*What needs to be done*
Gather all lines in the entries below that include the word "溢出液体的质量为".

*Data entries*
================================

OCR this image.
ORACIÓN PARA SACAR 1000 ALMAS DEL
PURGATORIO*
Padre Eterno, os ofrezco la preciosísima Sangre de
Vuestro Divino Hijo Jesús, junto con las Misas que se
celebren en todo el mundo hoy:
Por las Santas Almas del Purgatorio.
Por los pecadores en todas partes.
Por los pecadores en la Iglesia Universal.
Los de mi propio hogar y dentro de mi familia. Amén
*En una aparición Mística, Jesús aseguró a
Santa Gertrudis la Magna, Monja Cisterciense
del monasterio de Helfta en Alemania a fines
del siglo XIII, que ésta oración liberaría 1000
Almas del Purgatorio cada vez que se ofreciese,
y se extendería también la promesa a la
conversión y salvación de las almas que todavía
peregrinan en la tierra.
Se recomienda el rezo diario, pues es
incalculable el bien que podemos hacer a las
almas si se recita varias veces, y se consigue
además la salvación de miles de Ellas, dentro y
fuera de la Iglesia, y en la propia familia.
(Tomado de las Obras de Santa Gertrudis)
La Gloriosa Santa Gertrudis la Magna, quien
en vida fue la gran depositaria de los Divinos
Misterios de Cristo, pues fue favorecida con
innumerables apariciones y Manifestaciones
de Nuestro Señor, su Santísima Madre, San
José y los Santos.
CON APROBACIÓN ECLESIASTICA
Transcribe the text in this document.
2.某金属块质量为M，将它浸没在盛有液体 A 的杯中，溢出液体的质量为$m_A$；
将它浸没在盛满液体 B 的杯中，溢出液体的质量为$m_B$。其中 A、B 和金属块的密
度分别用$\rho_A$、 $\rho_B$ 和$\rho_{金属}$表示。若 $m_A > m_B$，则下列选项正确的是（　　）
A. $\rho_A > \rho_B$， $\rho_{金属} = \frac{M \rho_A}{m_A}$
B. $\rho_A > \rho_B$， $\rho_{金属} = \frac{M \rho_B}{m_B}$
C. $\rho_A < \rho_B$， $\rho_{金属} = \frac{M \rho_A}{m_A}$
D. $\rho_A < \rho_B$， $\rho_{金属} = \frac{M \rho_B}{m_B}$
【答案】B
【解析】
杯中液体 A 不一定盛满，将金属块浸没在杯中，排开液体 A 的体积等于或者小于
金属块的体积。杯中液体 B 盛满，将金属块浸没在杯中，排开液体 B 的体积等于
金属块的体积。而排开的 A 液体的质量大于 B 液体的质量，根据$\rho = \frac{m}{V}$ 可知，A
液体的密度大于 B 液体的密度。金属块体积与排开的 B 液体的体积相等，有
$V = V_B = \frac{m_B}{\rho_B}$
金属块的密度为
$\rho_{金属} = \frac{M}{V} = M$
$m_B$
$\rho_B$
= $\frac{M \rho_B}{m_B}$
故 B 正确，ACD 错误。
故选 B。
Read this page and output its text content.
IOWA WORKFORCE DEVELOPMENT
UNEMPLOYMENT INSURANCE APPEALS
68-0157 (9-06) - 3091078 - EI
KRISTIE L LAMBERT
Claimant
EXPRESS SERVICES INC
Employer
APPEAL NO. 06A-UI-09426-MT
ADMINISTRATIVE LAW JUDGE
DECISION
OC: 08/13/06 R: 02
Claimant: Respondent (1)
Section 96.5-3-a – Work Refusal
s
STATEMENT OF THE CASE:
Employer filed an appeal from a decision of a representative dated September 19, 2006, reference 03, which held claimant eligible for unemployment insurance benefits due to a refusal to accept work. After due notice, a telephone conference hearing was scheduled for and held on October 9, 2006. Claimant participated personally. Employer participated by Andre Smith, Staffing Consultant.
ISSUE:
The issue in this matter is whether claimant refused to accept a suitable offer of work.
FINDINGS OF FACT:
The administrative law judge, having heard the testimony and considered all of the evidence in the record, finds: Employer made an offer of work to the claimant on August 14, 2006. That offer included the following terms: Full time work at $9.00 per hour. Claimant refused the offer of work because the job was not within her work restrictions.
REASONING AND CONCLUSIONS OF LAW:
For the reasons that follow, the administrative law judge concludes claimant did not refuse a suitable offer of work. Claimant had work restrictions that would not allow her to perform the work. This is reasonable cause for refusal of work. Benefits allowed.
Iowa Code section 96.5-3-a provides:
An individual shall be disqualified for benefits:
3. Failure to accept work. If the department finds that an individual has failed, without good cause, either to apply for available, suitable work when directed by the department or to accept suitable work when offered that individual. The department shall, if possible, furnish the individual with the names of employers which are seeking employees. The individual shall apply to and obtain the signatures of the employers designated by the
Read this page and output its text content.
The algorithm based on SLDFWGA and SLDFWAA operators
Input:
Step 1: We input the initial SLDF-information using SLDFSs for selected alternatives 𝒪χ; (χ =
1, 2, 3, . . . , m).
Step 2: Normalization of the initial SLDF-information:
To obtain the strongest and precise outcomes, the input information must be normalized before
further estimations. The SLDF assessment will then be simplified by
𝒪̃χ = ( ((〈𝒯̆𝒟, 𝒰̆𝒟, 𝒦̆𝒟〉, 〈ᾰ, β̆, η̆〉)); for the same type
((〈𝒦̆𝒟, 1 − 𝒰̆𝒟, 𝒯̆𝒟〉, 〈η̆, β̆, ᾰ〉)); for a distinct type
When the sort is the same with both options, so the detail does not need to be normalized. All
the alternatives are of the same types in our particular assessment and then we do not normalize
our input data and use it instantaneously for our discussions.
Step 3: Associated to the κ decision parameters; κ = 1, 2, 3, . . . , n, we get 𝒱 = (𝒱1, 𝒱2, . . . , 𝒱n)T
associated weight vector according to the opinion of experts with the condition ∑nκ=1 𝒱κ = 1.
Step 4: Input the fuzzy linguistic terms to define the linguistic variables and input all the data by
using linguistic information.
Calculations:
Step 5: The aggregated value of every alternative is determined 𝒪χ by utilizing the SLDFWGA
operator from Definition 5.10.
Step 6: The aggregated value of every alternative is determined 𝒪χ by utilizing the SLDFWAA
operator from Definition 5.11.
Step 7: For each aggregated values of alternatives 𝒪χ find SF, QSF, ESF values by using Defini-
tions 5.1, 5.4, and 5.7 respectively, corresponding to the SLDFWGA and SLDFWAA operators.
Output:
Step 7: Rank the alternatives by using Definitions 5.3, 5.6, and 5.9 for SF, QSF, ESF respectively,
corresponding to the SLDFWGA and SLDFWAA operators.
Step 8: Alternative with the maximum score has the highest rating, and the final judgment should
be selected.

================================

*Task answer*
2.某金属块质量为M，将它浸没在盛有液体 A 的杯中，溢出液体的质量为$m_A$；
将它浸没在盛满液体 B 的杯中，溢出液体的质量为$m_B$。其中 A、B 和金属块的密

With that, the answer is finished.